Short exercise> Exactly repeat the full listing that follows.

Data provided>
-=-=-=-=-

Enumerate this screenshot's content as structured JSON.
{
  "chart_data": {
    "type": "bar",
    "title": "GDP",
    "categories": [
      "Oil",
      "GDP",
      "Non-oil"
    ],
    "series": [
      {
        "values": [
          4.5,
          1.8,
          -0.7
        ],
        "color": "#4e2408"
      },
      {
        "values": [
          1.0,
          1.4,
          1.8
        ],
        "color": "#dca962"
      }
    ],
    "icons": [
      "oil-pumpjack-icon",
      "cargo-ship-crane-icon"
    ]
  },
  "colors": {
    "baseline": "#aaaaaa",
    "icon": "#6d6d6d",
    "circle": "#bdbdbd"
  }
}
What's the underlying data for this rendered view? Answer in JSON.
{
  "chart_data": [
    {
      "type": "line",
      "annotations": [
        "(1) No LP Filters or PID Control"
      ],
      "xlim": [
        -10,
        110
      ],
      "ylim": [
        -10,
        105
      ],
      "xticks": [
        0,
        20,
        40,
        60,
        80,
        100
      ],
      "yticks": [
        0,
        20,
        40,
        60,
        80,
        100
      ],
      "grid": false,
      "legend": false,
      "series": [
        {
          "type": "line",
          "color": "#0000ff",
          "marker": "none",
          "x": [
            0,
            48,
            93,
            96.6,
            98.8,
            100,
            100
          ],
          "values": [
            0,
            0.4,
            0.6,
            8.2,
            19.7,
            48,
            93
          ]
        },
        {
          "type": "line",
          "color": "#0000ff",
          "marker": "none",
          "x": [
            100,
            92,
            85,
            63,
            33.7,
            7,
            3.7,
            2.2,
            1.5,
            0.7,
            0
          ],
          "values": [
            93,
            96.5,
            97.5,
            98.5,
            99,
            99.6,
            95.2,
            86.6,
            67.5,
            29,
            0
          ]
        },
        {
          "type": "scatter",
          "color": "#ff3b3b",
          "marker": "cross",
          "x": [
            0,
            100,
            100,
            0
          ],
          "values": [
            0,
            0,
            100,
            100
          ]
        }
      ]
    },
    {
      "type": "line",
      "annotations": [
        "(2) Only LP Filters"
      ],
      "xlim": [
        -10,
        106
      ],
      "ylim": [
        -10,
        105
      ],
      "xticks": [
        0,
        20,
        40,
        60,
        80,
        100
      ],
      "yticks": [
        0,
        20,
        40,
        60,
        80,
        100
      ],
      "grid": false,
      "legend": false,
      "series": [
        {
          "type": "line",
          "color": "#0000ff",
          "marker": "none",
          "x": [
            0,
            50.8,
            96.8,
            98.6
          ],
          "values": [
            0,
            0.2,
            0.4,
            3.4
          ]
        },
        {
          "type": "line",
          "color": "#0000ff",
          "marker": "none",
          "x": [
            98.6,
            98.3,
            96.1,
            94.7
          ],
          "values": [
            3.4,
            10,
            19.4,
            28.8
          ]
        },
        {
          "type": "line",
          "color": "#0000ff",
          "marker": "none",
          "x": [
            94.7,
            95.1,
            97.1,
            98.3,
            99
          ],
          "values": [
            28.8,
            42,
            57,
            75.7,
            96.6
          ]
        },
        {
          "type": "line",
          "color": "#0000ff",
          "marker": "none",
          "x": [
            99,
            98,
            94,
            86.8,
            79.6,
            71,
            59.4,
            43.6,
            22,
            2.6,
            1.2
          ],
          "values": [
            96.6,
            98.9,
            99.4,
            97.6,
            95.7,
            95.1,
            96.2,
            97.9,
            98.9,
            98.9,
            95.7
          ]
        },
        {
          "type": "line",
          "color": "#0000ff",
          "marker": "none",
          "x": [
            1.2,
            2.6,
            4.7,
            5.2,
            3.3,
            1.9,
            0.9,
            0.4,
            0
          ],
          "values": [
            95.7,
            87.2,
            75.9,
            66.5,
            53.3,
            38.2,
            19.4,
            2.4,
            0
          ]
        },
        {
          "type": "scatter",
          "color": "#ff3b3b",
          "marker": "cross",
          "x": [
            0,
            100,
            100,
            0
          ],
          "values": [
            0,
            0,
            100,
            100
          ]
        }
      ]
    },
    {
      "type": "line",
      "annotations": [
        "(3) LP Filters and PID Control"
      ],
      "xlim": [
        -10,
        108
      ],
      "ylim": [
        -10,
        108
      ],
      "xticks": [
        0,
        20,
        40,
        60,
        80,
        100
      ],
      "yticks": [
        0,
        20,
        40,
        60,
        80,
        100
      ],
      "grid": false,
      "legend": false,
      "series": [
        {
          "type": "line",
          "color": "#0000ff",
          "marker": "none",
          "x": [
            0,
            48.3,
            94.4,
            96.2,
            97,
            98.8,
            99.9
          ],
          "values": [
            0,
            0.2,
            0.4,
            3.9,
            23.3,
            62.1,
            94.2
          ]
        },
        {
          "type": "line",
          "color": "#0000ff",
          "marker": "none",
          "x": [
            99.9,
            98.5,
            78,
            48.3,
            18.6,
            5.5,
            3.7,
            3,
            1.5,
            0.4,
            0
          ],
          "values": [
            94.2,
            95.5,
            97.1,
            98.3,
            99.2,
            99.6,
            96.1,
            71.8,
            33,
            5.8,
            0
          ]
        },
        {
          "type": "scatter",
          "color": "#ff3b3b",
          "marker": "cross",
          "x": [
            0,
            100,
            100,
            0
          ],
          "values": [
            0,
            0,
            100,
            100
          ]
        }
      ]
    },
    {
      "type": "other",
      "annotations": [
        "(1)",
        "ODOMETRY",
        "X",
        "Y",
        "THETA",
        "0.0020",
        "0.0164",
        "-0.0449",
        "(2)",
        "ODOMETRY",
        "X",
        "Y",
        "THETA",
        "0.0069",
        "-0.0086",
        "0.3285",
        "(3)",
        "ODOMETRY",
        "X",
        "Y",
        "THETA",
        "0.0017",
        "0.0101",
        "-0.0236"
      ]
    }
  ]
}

-=-=-=-=-

The solution>
Enumerate this screenshot's content as structured JSON.
{
  "chart_data": {
    "type": "bar",
    "title": "GDP",
    "categories": [
      "Oil",
      "GDP",
      "Non-oil"
    ],
    "series": [
      {
        "values": [
          4.5,
          1.8,
          -0.7
        ],
        "color": "#4e2408"
      },
      {
        "values": [
          1.0,
          1.4,
          1.8
        ],
        "color": "#dca962"
      }
    ],
    "icons": [
      "oil-pumpjack-icon",
      "cargo-ship-crane-icon"
    ]
  },
  "colors": {
    "baseline": "#aaaaaa",
    "icon": "#6d6d6d",
    "circle": "#bdbdbd"
  }
}
What's the underlying data for this rendered view? Answer in JSON.
{
  "chart_data": [
    {
      "type": "line",
      "annotations": [
        "(1) No LP Filters or PID Control"
      ],
      "xlim": [
        -10,
        110
      ],
      "ylim": [
        -10,
        105
      ],
      "xticks": [
        0,
        20,
        40,
        60,
        80,
        100
      ],
      "yticks": [
        0,
        20,
        40,
        60,
        80,
        100
      ],
      "grid": false,
      "legend": false,
      "series": [
        {
          "type": "line",
          "color": "#0000ff",
          "marker": "none",
          "x": [
            0,
            48,
            93,
            96.6,
            98.8,
            100,
            100
          ],
          "values": [
            0,
            0.4,
            0.6,
            8.2,
            19.7,
            48,
            93
          ]
        },
        {
          "type": "line",
          "color": "#0000ff",
          "marker": "none",
          "x": [
            100,
            92,
            85,
            63,
            33.7,
            7,
            3.7,
            2.2,
            1.5,
            0.7,
            0
          ],
          "values": [
            93,
            96.5,
            97.5,
            98.5,
            99,
            99.6,
            95.2,
            86.6,
            67.5,
            29,
            0
          ]
        },
        {
          "type": "scatter",
          "color": "#ff3b3b",
          "marker": "cross",
          "x": [
            0,
            100,
            100,
            0
          ],
          "values": [
            0,
            0,
            100,
            100
          ]
        }
      ]
    },
    {
      "type": "line",
      "annotations": [
        "(2) Only LP Filters"
      ],
      "xlim": [
        -10,
        106
      ],
      "ylim": [
        -10,
        105
      ],
      "xticks": [
        0,
        20,
        40,
        60,
        80,
        100
      ],
      "yticks": [
        0,
        20,
        40,
        60,
        80,
        100
      ],
      "grid": false,
      "legend": false,
      "series": [
        {
          "type": "line",
          "color": "#0000ff",
          "marker": "none",
          "x": [
            0,
            50.8,
            96.8,
            98.6
          ],
          "values": [
            0,
            0.2,
            0.4,
            3.4
          ]
        },
        {
          "type": "line",
          "color": "#0000ff",
          "marker": "none",
          "x": [
            98.6,
            98.3,
            96.1,
            94.7
          ],
          "values": [
            3.4,
            10,
            19.4,
            28.8
          ]
        },
        {
          "type": "line",
          "color": "#0000ff",
          "marker": "none",
          "x": [
            94.7,
            95.1,
            97.1,
            98.3,
            99
          ],
          "values": [
            28.8,
            42,
            57,
            75.7,
            96.6
          ]
        },
        {
          "type": "line",
          "color": "#0000ff",
          "marker": "none",
          "x": [
            99,
            98,
            94,
            86.8,
            79.6,
            71,
            59.4,
            43.6,
            22,
            2.6,
            1.2
          ],
          "values": [
            96.6,
            98.9,
            99.4,
            97.6,
            95.7,
            95.1,
            96.2,
            97.9,
            98.9,
            98.9,
            95.7
          ]
        },
        {
          "type": "line",
          "color": "#0000ff",
          "marker": "none",
          "x": [
            1.2,
            2.6,
            4.7,
            5.2,
            3.3,
            1.9,
            0.9,
            0.4,
            0
          ],
          "values": [
            95.7,
            87.2,
            75.9,
            66.5,
            53.3,
            38.2,
            19.4,
            2.4,
            0
          ]
        },
        {
          "type": "scatter",
          "color": "#ff3b3b",
          "marker": "cross",
          "x": [
            0,
            100,
            100,
            0
          ],
          "values": [
            0,
            0,
            100,
            100
          ]
        }
      ]
    },
    {
      "type": "line",
      "annotations": [
        "(3) LP Filters and PID Control"
      ],
      "xlim": [
        -10,
        108
      ],
      "ylim": [
        -10,
        108
      ],
      "xticks": [
        0,
        20,
        40,
        60,
        80,
        100
      ],
      "yticks": [
        0,
        20,
        40,
        60,
        80,
        100
      ],
      "grid": false,
      "legend": false,
      "series": [
        {
          "type": "line",
          "color": "#0000ff",
          "marker": "none",
          "x": [
            0,
            48.3,
            94.4,
            96.2,
            97,
            98.8,
            99.9
          ],
          "values": [
            0,
            0.2,
            0.4,
            3.9,
            23.3,
            62.1,
            94.2
          ]
        },
        {
          "type": "line",
          "color": "#0000ff",
          "marker": "none",
          "x": [
            99.9,
            98.5,
            78,
            48.3,
            18.6,
            5.5,
            3.7,
            3,
            1.5,
            0.4,
            0
          ],
          "values": [
            94.2,
            95.5,
            97.1,
            98.3,
            99.2,
            99.6,
            96.1,
            71.8,
            33,
            5.8,
            0
          ]
        },
        {
          "type": "scatter",
          "color": "#ff3b3b",
          "marker": "cross",
          "x": [
            0,
            100,
            100,
            0
          ],
          "values": [
            0,
            0,
            100,
            100
          ]
        }
      ]
    },
    {
      "type": "other",
      "annotations": [
        "(1)",
        "ODOMETRY",
        "X",
        "Y",
        "THETA",
        "0.0020",
        "0.0164",
        "-0.0449",
        "(2)",
        "ODOMETRY",
        "X",
        "Y",
        "THETA",
        "0.0069",
        "-0.0086",
        "0.3285",
        "(3)",
        "ODOMETRY",
        "X",
        "Y",
        "THETA",
        "0.0017",
        "0.0101",
        "-0.0236"
      ]
    }
  ]
}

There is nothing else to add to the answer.